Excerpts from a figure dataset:
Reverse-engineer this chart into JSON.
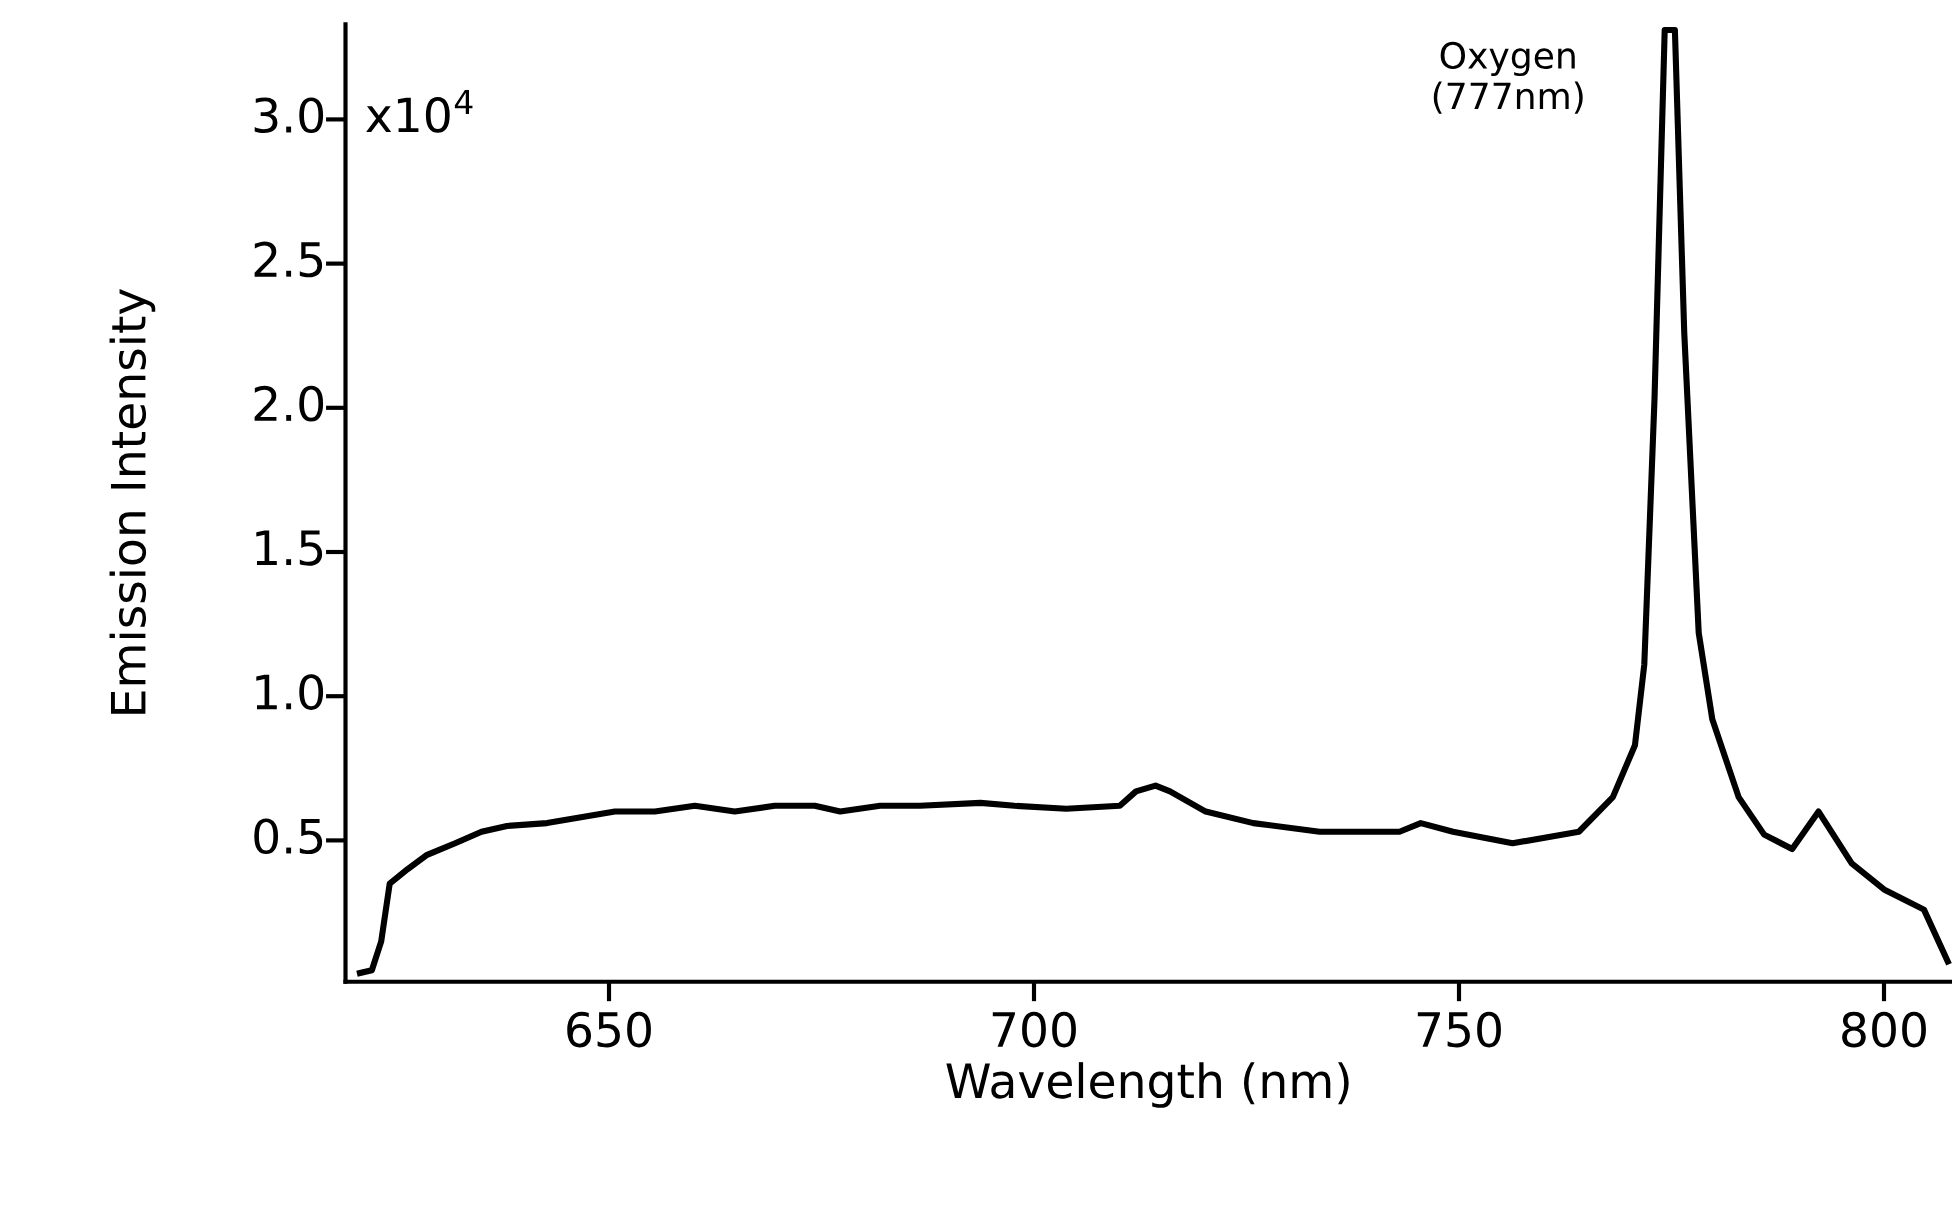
{
  "chart_data": {
    "type": "line",
    "xlabel": "Wavelength (nm)",
    "ylabel": "Emission Intensity",
    "xlim": [
      619,
      808
    ],
    "ylim": [
      0.01,
      3.33
    ],
    "xticks": [
      650,
      700,
      750,
      800
    ],
    "yticks": [
      0.5,
      {
        "value": 1,
        "label": "1.0"
      },
      1.5,
      {
        "value": 2,
        "label": "2.0"
      },
      2.5,
      {
        "value": 3,
        "label": "3.0"
      }
    ],
    "annotations": [
      "x10$^{4}$",
      {
        "text": "Oxygen\n(777nm)",
        "x": 775.4,
        "y": 3.31
      }
    ],
    "grid": false,
    "legend": false,
    "marker": "none",
    "line_style": "solid",
    "series": [
      {
        "color": "#000000",
        "x": [
          620.7,
          622.1,
          623.2,
          624.2,
          626.3,
          628.6,
          631.9,
          635.0,
          638.0,
          642.7,
          646.7,
          650.7,
          655.4,
          660.1,
          664.8,
          669.5,
          674.2,
          677.2,
          681.9,
          686.6,
          693.7,
          697.7,
          703.8,
          710.1,
          712.0,
          714.3,
          716.0,
          720.2,
          725.8,
          733.6,
          743.0,
          745.5,
          749.3,
          756.3,
          764.1,
          768.1,
          770.7,
          771.8,
          773.0,
          774.2,
          775.4,
          776.5,
          778.2,
          779.8,
          782.9,
          785.9,
          789.2,
          792.3,
          796.2,
          800.0,
          804.7,
          807.5
        ],
        "values": [
          0.04,
          0.05,
          0.15,
          0.35,
          0.4,
          0.45,
          0.49,
          0.53,
          0.55,
          0.56,
          0.58,
          0.6,
          0.6,
          0.62,
          0.6,
          0.62,
          0.62,
          0.6,
          0.62,
          0.62,
          0.63,
          0.62,
          0.61,
          0.62,
          0.67,
          0.69,
          0.67,
          0.6,
          0.56,
          0.53,
          0.53,
          0.56,
          0.53,
          0.49,
          0.53,
          0.65,
          0.83,
          1.11,
          2.03,
          3.31,
          3.31,
          2.26,
          1.22,
          0.92,
          0.65,
          0.52,
          0.47,
          0.6,
          0.42,
          0.33,
          0.26,
          0.08
        ]
      }
    ]
  }
}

### TASK BRIEF
Return each line exactly as written. Any picture gets left out.

### EXERCISE RESPONSE
Reverse-engineer this chart into JSON.
{
  "chart_data": {
    "type": "line",
    "xlabel": "Wavelength (nm)",
    "ylabel": "Emission Intensity",
    "xlim": [
      619,
      808
    ],
    "ylim": [
      0.01,
      3.33
    ],
    "xticks": [
      650,
      700,
      750,
      800
    ],
    "yticks": [
      0.5,
      {
        "value": 1,
        "label": "1.0"
      },
      1.5,
      {
        "value": 2,
        "label": "2.0"
      },
      2.5,
      {
        "value": 3,
        "label": "3.0"
      }
    ],
    "annotations": [
      "x10$^{4}$",
      {
        "text": "Oxygen\n(777nm)",
        "x": 775.4,
        "y": 3.31
      }
    ],
    "grid": false,
    "legend": false,
    "marker": "none",
    "line_style": "solid",
    "series": [
      {
        "color": "#000000",
        "x": [
          620.7,
          622.1,
          623.2,
          624.2,
          626.3,
          628.6,
          631.9,
          635.0,
          638.0,
          642.7,
          646.7,
          650.7,
          655.4,
          660.1,
          664.8,
          669.5,
          674.2,
          677.2,
          681.9,
          686.6,
          693.7,
          697.7,
          703.8,
          710.1,
          712.0,
          714.3,
          716.0,
          720.2,
          725.8,
          733.6,
          743.0,
          745.5,
          749.3,
          756.3,
          764.1,
          768.1,
          770.7,
          771.8,
          773.0,
          774.2,
          775.4,
          776.5,
          778.2,
          779.8,
          782.9,
          785.9,
          789.2,
          792.3,
          796.2,
          800.0,
          804.7,
          807.5
        ],
        "values": [
          0.04,
          0.05,
          0.15,
          0.35,
          0.4,
          0.45,
          0.49,
          0.53,
          0.55,
          0.56,
          0.58,
          0.6,
          0.6,
          0.62,
          0.6,
          0.62,
          0.62,
          0.6,
          0.62,
          0.62,
          0.63,
          0.62,
          0.61,
          0.62,
          0.67,
          0.69,
          0.67,
          0.6,
          0.56,
          0.53,
          0.53,
          0.56,
          0.53,
          0.49,
          0.53,
          0.65,
          0.83,
          1.11,
          2.03,
          3.31,
          3.31,
          2.26,
          1.22,
          0.92,
          0.65,
          0.52,
          0.47,
          0.6,
          0.42,
          0.33,
          0.26,
          0.08
        ]
      }
    ]
  }
}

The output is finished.